▶ **Exercise instructions**
1. List each group of people that the blog post's letter describes as suffering, in the paragraph that begins "I'm sorry."
2. Pick up the blog post after its last sentence and write the next part of the letter.

▶ **Passage**
————————

Last week the building came crashing down. I just spent 12 minutes trying to come up with a metaphor, but sometimes real life is more poetic than poetry.

I've been sad all week and I couldn't figure out why until I wrote this post.

Friday, March 7, 2014

a random thank you letter

Mr. Nelson and Roah,

I'm sorry. There are kids who are standing on the precipice of the end of their story and men being raped thinking they have to keep it hidden because things like that can't happen to real men and hearts breaking without making a sound because no one can hear bleeding and all around the world there are people losing limbs and dying from osteosarcoma. And here I am. Typing this so futilely.

But I had to get the words out soon or they'd never escape. I'm afraid this feeling will run away from me and I won't be able to get it back because no one ever knew it was true. So here's to both of you. Maybe I'm just being an attention whore.

————————

[Stored entries]
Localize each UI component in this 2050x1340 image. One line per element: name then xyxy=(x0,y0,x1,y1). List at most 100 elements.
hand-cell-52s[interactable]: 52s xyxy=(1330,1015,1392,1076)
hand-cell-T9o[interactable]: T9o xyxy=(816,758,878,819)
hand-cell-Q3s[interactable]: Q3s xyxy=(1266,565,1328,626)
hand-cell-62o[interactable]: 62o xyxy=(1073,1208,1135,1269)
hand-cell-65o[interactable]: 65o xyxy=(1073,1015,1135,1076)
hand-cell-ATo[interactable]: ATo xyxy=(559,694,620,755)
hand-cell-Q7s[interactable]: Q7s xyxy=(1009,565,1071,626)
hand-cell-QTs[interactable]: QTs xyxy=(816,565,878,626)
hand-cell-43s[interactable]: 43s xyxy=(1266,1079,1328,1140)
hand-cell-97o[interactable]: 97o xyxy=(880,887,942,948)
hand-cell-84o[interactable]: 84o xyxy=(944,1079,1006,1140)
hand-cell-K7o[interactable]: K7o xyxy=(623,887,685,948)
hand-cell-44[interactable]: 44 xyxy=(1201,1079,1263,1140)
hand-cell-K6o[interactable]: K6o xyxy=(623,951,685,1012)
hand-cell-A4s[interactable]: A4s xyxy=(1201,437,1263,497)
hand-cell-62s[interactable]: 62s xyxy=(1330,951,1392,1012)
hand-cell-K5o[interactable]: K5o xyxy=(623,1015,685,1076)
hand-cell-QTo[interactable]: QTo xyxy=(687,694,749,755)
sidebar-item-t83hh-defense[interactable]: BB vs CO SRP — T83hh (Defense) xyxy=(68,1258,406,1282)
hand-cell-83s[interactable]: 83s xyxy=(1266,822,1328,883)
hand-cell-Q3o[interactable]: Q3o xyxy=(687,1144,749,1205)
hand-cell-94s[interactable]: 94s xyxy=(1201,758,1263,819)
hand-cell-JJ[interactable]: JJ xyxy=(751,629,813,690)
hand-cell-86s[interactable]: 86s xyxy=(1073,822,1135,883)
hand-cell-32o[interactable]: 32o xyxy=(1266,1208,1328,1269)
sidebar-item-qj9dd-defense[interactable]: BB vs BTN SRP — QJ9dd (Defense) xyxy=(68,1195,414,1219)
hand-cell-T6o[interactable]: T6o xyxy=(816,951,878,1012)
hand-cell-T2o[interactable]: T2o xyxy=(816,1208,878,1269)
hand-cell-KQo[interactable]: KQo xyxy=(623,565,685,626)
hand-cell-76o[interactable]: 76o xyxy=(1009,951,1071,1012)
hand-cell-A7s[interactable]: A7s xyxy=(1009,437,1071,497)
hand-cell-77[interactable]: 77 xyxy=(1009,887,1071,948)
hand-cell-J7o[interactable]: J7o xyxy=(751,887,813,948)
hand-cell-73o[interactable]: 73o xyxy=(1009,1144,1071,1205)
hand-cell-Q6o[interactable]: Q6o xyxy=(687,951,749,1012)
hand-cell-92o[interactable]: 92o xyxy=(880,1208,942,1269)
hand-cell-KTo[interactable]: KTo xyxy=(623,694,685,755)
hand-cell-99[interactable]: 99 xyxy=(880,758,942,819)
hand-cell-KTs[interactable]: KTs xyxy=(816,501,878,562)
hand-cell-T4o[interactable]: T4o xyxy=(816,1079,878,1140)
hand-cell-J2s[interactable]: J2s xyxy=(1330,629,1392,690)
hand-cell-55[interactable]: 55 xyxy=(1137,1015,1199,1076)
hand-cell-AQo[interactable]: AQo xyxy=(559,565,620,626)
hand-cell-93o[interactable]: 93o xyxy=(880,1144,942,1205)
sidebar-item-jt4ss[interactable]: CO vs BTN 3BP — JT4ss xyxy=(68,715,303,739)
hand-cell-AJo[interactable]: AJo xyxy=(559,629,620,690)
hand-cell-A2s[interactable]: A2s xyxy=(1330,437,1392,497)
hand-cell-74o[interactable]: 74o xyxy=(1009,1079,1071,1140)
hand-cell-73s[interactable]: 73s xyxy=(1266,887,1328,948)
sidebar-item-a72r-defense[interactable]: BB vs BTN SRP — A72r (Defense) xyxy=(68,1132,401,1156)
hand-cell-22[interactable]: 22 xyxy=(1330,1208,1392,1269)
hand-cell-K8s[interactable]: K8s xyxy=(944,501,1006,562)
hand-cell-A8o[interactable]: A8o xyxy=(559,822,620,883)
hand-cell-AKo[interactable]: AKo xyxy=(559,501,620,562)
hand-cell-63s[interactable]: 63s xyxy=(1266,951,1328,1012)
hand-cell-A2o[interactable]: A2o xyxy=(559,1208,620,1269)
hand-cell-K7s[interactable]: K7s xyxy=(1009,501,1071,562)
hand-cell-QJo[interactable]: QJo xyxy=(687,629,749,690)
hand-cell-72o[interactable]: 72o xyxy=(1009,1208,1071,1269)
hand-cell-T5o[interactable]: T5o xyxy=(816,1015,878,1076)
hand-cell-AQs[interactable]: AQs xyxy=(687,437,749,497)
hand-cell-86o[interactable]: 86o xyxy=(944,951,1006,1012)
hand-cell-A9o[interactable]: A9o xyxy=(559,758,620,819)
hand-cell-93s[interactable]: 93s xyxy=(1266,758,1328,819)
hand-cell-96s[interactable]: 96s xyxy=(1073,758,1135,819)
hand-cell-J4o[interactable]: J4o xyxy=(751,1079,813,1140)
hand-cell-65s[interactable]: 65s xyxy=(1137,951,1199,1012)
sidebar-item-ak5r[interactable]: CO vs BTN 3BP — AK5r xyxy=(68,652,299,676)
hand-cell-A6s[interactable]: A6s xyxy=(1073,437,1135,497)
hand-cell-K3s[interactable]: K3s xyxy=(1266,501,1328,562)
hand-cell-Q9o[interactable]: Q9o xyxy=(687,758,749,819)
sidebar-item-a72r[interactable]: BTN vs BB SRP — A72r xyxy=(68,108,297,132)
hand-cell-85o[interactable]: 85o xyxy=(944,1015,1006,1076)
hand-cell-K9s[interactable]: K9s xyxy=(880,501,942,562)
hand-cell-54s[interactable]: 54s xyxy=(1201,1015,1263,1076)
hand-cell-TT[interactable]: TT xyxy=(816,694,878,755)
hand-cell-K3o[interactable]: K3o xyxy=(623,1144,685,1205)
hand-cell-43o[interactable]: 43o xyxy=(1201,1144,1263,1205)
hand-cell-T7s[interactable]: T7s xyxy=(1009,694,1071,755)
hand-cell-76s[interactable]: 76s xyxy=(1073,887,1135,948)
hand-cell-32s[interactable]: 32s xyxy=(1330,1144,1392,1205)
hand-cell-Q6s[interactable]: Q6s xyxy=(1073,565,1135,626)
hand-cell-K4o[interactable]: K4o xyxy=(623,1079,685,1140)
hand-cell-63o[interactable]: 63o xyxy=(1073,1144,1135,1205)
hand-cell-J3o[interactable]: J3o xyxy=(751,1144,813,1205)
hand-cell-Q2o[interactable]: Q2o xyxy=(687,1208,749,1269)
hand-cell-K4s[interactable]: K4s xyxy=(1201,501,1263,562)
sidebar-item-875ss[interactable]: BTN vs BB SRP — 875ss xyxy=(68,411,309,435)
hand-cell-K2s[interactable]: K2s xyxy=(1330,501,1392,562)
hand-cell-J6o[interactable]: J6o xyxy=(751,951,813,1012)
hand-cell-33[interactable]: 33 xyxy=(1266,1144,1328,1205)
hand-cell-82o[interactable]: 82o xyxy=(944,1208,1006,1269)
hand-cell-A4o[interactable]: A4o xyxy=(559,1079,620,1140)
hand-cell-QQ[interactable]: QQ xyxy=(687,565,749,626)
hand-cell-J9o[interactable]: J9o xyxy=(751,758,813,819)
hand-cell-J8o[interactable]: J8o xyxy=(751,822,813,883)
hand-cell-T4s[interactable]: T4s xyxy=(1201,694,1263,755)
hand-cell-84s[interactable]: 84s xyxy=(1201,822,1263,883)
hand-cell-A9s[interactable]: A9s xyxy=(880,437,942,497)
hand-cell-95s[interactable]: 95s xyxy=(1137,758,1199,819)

————————

▶ **Answers by task**
1.
- Kids who are standing on the precipice of the end of their story
- Men being raped thinking they have to keep it hidden
- People around the world losing limbs and dying from osteosarcoma

2.
These words are a gin and tonic mix to Mr. Nelson with the bittersweet, moving, scary, heartbreaking, heart-mending, full, genuine words and Roah, with the beautiful eyes and voice and the Apollo inside, but most of all his wonderful lightning enigmatic eccentricity:

I want so badly to a part of it all. Last Friday, I went to Speak for Yourself. I think you were supposed to be there Mr. Nelson; there was a poem about you from Charles Darnell. Leaving early was the hardest part. Everything else was beautiful and it's been too long. The night pulled tightly on my heartstrings while my heart made ugly music and harsh sounds because it just didn't know how to handle the discovery. People are so passionate and torn and brave to go up there and show others their words with voices vulnerable and powerful. I felt like the poets were giving me a peek inside of their soul that I shouldn't have been looking at. But I couldn't bring myself to look away. I've been spending hours between the SFYS blog and Paranoid Breakable and anonymous blogs and my dusty journal and Microsoft word. It's been wonderful; though I've been neglecting my homework terribly. I mean staying up until 2 AM terribly, which I guess isn't too bad because during a rough patch of a few months, I'd stay up until 4 some days, putting every little thing off because I took on too much; thinking I could do it when everyone said I couldn't. And I can't.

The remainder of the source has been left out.